What is the number of lines holding the word "playing"? Write that number and nothing else.

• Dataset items
▬▬▬▬▬▬

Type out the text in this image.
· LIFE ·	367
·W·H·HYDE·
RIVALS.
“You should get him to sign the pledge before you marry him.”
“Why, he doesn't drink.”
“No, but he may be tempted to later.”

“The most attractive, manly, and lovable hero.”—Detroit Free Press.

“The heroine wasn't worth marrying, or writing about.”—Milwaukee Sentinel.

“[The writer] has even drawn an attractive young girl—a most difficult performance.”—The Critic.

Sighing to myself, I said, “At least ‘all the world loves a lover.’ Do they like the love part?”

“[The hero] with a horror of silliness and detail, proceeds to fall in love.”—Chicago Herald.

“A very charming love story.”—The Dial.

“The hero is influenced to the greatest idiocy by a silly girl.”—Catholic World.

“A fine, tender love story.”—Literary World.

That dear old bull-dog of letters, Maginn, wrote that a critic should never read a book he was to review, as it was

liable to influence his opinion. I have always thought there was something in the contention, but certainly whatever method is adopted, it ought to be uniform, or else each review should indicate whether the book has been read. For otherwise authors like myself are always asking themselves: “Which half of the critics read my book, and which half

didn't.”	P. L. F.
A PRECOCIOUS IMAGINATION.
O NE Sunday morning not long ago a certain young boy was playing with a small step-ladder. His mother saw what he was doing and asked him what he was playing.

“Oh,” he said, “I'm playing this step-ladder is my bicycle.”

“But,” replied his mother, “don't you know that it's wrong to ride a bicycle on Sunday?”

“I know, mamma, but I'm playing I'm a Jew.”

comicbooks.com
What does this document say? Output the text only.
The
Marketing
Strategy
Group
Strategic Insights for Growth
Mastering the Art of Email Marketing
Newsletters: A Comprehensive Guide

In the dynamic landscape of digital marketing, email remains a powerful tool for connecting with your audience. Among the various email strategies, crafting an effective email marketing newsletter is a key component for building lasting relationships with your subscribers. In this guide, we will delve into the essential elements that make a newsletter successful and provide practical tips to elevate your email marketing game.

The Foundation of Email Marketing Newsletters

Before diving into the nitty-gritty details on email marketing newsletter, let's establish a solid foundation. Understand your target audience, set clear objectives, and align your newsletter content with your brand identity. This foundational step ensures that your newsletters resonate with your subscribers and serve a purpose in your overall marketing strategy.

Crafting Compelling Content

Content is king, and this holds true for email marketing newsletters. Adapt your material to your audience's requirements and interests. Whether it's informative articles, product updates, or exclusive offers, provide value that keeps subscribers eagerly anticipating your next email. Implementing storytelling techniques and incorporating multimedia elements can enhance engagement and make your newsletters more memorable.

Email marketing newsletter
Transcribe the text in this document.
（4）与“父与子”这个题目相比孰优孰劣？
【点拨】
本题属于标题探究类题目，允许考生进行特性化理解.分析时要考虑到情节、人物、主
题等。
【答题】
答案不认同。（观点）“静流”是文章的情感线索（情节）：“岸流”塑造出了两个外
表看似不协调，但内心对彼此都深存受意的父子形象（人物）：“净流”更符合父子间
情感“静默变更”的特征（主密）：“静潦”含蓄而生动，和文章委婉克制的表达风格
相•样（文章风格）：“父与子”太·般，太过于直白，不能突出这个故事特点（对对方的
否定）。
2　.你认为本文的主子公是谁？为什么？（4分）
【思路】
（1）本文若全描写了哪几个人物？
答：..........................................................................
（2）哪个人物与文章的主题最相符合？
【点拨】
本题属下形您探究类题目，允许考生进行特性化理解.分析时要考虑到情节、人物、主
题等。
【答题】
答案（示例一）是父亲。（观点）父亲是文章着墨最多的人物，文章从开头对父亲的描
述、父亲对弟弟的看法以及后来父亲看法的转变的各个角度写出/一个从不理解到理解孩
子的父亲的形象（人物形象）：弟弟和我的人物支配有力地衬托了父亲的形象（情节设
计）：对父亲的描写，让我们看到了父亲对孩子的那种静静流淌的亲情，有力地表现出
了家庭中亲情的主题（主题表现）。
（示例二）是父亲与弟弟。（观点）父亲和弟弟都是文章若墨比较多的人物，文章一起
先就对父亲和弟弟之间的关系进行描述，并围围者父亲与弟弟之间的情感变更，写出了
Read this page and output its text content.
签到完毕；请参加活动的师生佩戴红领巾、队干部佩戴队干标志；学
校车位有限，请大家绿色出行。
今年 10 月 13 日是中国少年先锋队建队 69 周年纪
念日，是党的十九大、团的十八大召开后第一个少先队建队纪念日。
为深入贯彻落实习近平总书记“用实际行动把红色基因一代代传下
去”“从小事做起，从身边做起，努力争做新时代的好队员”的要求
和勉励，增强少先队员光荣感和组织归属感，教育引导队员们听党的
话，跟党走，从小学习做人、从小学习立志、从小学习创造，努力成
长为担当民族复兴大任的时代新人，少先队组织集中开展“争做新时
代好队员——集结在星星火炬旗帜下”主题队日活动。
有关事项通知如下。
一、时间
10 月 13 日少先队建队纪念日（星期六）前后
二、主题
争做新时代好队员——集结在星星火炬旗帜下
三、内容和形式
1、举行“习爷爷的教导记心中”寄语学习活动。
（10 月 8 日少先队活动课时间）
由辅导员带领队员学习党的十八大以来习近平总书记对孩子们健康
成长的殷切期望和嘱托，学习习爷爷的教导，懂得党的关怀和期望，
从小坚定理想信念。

▬▬▬▬▬▬

• TASK ANSWER
3